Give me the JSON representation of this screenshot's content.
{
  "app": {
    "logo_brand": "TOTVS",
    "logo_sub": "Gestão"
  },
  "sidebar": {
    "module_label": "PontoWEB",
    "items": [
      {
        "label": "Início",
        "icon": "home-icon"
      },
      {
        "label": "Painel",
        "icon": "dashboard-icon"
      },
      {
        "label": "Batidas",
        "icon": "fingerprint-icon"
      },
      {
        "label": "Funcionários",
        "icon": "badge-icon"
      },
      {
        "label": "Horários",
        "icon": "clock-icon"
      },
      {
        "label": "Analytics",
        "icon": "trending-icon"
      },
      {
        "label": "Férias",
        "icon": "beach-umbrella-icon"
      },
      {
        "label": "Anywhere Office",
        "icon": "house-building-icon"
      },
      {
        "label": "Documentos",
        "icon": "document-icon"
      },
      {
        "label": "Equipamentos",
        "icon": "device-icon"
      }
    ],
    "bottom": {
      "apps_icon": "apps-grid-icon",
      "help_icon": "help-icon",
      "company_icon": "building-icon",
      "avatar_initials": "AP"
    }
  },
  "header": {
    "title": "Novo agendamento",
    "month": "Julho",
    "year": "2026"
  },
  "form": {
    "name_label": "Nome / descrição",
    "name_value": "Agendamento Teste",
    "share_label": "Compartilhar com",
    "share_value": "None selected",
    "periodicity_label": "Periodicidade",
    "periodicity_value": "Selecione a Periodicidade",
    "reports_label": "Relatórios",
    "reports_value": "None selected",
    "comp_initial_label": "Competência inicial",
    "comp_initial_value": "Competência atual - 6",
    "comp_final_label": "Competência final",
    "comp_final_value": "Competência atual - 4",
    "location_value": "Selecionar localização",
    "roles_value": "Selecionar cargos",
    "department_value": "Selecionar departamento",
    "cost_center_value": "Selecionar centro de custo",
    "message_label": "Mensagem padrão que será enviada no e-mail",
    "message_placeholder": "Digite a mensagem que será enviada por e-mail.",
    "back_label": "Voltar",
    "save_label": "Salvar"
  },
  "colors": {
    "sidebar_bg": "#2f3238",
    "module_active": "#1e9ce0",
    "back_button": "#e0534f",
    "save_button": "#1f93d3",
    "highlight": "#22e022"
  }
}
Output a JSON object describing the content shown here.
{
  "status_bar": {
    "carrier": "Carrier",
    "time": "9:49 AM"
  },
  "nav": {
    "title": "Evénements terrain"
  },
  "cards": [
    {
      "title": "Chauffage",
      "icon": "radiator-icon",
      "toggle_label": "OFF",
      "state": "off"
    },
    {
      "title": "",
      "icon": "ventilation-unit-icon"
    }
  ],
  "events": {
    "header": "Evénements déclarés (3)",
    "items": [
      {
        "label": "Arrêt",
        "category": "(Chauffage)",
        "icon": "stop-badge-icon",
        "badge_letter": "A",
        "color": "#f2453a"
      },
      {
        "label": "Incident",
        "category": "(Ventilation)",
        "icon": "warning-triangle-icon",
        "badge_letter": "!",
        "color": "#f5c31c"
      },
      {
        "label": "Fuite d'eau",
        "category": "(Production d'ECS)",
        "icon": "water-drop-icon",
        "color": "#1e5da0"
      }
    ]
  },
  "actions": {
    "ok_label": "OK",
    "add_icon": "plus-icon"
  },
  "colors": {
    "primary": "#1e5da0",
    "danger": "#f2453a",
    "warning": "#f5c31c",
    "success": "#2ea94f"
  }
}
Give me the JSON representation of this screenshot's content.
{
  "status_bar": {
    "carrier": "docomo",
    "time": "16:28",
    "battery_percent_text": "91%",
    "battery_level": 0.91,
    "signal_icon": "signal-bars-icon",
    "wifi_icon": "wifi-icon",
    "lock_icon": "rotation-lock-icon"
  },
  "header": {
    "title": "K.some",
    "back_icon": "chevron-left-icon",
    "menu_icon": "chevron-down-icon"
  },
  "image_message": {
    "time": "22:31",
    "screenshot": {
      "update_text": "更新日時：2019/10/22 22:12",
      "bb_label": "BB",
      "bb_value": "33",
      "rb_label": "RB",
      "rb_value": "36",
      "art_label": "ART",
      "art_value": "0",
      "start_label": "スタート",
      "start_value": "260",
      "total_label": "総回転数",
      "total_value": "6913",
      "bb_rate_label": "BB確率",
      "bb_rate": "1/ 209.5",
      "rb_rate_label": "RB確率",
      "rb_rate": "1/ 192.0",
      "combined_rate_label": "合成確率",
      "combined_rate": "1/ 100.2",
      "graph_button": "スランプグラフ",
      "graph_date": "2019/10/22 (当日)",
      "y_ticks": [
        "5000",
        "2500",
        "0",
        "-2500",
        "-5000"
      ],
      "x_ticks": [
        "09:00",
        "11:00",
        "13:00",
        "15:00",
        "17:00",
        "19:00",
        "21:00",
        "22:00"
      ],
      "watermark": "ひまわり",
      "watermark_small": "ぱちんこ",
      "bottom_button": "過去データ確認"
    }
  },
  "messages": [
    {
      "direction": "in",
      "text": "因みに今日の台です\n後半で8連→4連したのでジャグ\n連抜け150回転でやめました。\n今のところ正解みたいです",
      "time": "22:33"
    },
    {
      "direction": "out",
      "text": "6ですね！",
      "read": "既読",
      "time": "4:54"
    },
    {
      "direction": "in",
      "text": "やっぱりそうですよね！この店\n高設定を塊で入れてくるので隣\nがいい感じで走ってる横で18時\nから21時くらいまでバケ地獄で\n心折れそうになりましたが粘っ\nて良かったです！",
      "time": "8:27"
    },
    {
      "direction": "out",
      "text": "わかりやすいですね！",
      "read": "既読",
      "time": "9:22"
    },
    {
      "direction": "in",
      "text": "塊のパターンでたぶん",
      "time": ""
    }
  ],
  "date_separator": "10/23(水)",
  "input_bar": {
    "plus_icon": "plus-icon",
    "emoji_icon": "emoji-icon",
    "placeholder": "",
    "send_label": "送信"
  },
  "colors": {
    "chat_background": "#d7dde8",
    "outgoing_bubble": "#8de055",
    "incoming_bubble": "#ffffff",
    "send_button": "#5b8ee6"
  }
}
####
● **Exercise instructions**: Repeat the records exactly, including every line.

● **Finished answer**:
Give me the JSON representation of this screenshot's content.
{
  "app": {
    "logo_brand": "TOTVS",
    "logo_sub": "Gestão"
  },
  "sidebar": {
    "module_label": "PontoWEB",
    "items": [
      {
        "label": "Início",
        "icon": "home-icon"
      },
      {
        "label": "Painel",
        "icon": "dashboard-icon"
      },
      {
        "label": "Batidas",
        "icon": "fingerprint-icon"
      },
      {
        "label": "Funcionários",
        "icon": "badge-icon"
      },
      {
        "label": "Horários",
        "icon": "clock-icon"
      },
      {
        "label": "Analytics",
        "icon": "trending-icon"
      },
      {
        "label": "Férias",
        "icon": "beach-umbrella-icon"
      },
      {
        "label": "Anywhere Office",
        "icon": "house-building-icon"
      },
      {
        "label": "Documentos",
        "icon": "document-icon"
      },
      {
        "label": "Equipamentos",
        "icon": "device-icon"
      }
    ],
    "bottom": {
      "apps_icon": "apps-grid-icon",
      "help_icon": "help-icon",
      "company_icon": "building-icon",
      "avatar_initials": "AP"
    }
  },
  "header": {
    "title": "Novo agendamento",
    "month": "Julho",
    "year": "2026"
  },
  "form": {
    "name_label": "Nome / descrição",
    "name_value": "Agendamento Teste",
    "share_label": "Compartilhar com",
    "share_value": "None selected",
    "periodicity_label": "Periodicidade",
    "periodicity_value": "Selecione a Periodicidade",
    "reports_label": "Relatórios",
    "reports_value": "None selected",
    "comp_initial_label": "Competência inicial",
    "comp_initial_value": "Competência atual - 6",
    "comp_final_label": "Competência final",
    "comp_final_value": "Competência atual - 4",
    "location_value": "Selecionar localização",
    "roles_value": "Selecionar cargos",
    "department_value": "Selecionar departamento",
    "cost_center_value": "Selecionar centro de custo",
    "message_label": "Mensagem padrão que será enviada no e-mail",
    "message_placeholder": "Digite a mensagem que será enviada por e-mail.",
    "back_label": "Voltar",
    "save_label": "Salvar"
  },
  "colors": {
    "sidebar_bg": "#2f3238",
    "module_active": "#1e9ce0",
    "back_button": "#e0534f",
    "save_button": "#1f93d3",
    "highlight": "#22e022"
  }
}
Output a JSON object describing the content shown here.
{
  "status_bar": {
    "carrier": "Carrier",
    "time": "9:49 AM"
  },
  "nav": {
    "title": "Evénements terrain"
  },
  "cards": [
    {
      "title": "Chauffage",
      "icon": "radiator-icon",
      "toggle_label": "OFF",
      "state": "off"
    },
    {
      "title": "",
      "icon": "ventilation-unit-icon"
    }
  ],
  "events": {
    "header": "Evénements déclarés (3)",
    "items": [
      {
        "label": "Arrêt",
        "category": "(Chauffage)",
        "icon": "stop-badge-icon",
        "badge_letter": "A",
        "color": "#f2453a"
      },
      {
        "label": "Incident",
        "category": "(Ventilation)",
        "icon": "warning-triangle-icon",
        "badge_letter": "!",
        "color": "#f5c31c"
      },
      {
        "label": "Fuite d'eau",
        "category": "(Production d'ECS)",
        "icon": "water-drop-icon",
        "color": "#1e5da0"
      }
    ]
  },
  "actions": {
    "ok_label": "OK",
    "add_icon": "plus-icon"
  },
  "colors": {
    "primary": "#1e5da0",
    "danger": "#f2453a",
    "warning": "#f5c31c",
    "success": "#2ea94f"
  }
}
Give me the JSON representation of this screenshot's content.
{
  "status_bar": {
    "carrier": "docomo",
    "time": "16:28",
    "battery_percent_text": "91%",
    "battery_level": 0.91,
    "signal_icon": "signal-bars-icon",
    "wifi_icon": "wifi-icon",
    "lock_icon": "rotation-lock-icon"
  },
  "header": {
    "title": "K.some",
    "back_icon": "chevron-left-icon",
    "menu_icon": "chevron-down-icon"
  },
  "image_message": {
    "time": "22:31",
    "screenshot": {
      "update_text": "更新日時：2019/10/22 22:12",
      "bb_label": "BB",
      "bb_value": "33",
      "rb_label": "RB",
      "rb_value": "36",
      "art_label": "ART",
      "art_value": "0",
      "start_label": "スタート",
      "start_value": "260",
      "total_label": "総回転数",
      "total_value": "6913",
      "bb_rate_label": "BB確率",
      "bb_rate": "1/ 209.5",
      "rb_rate_label": "RB確率",
      "rb_rate": "1/ 192.0",
      "combined_rate_label": "合成確率",
      "combined_rate": "1/ 100.2",
      "graph_button": "スランプグラフ",
      "graph_date": "2019/10/22 (当日)",
      "y_ticks": [
        "5000",
        "2500",
        "0",
        "-2500",
        "-5000"
      ],
      "x_ticks": [
        "09:00",
        "11:00",
        "13:00",
        "15:00",
        "17:00",
        "19:00",
        "21:00",
        "22:00"
      ],
      "watermark": "ひまわり",
      "watermark_small": "ぱちんこ",
      "bottom_button": "過去データ確認"
    }
  },
  "messages": [
    {
      "direction": "in",
      "text": "因みに今日の台です\n後半で8連→4連したのでジャグ\n連抜け150回転でやめました。\n今のところ正解みたいです",
      "time": "22:33"
    },
    {
      "direction": "out",
      "text": "6ですね！",
      "read": "既読",
      "time": "4:54"
    },
    {
      "direction": "in",
      "text": "やっぱりそうですよね！この店\n高設定を塊で入れてくるので隣\nがいい感じで走ってる横で18時\nから21時くらいまでバケ地獄で\n心折れそうになりましたが粘っ\nて良かったです！",
      "time": "8:27"
    },
    {
      "direction": "out",
      "text": "わかりやすいですね！",
      "read": "既読",
      "time": "9:22"
    },
    {
      "direction": "in",
      "text": "塊のパターンでたぶん",
      "time": ""
    }
  ],
  "date_separator": "10/23(水)",
  "input_bar": {
    "plus_icon": "plus-icon",
    "emoji_icon": "emoji-icon",
    "placeholder": "",
    "send_label": "送信"
  },
  "colors": {
    "chat_background": "#d7dde8",
    "outgoing_bubble": "#8de055",
    "incoming_bubble": "#ffffff",
    "send_button": "#5b8ee6"
  }
}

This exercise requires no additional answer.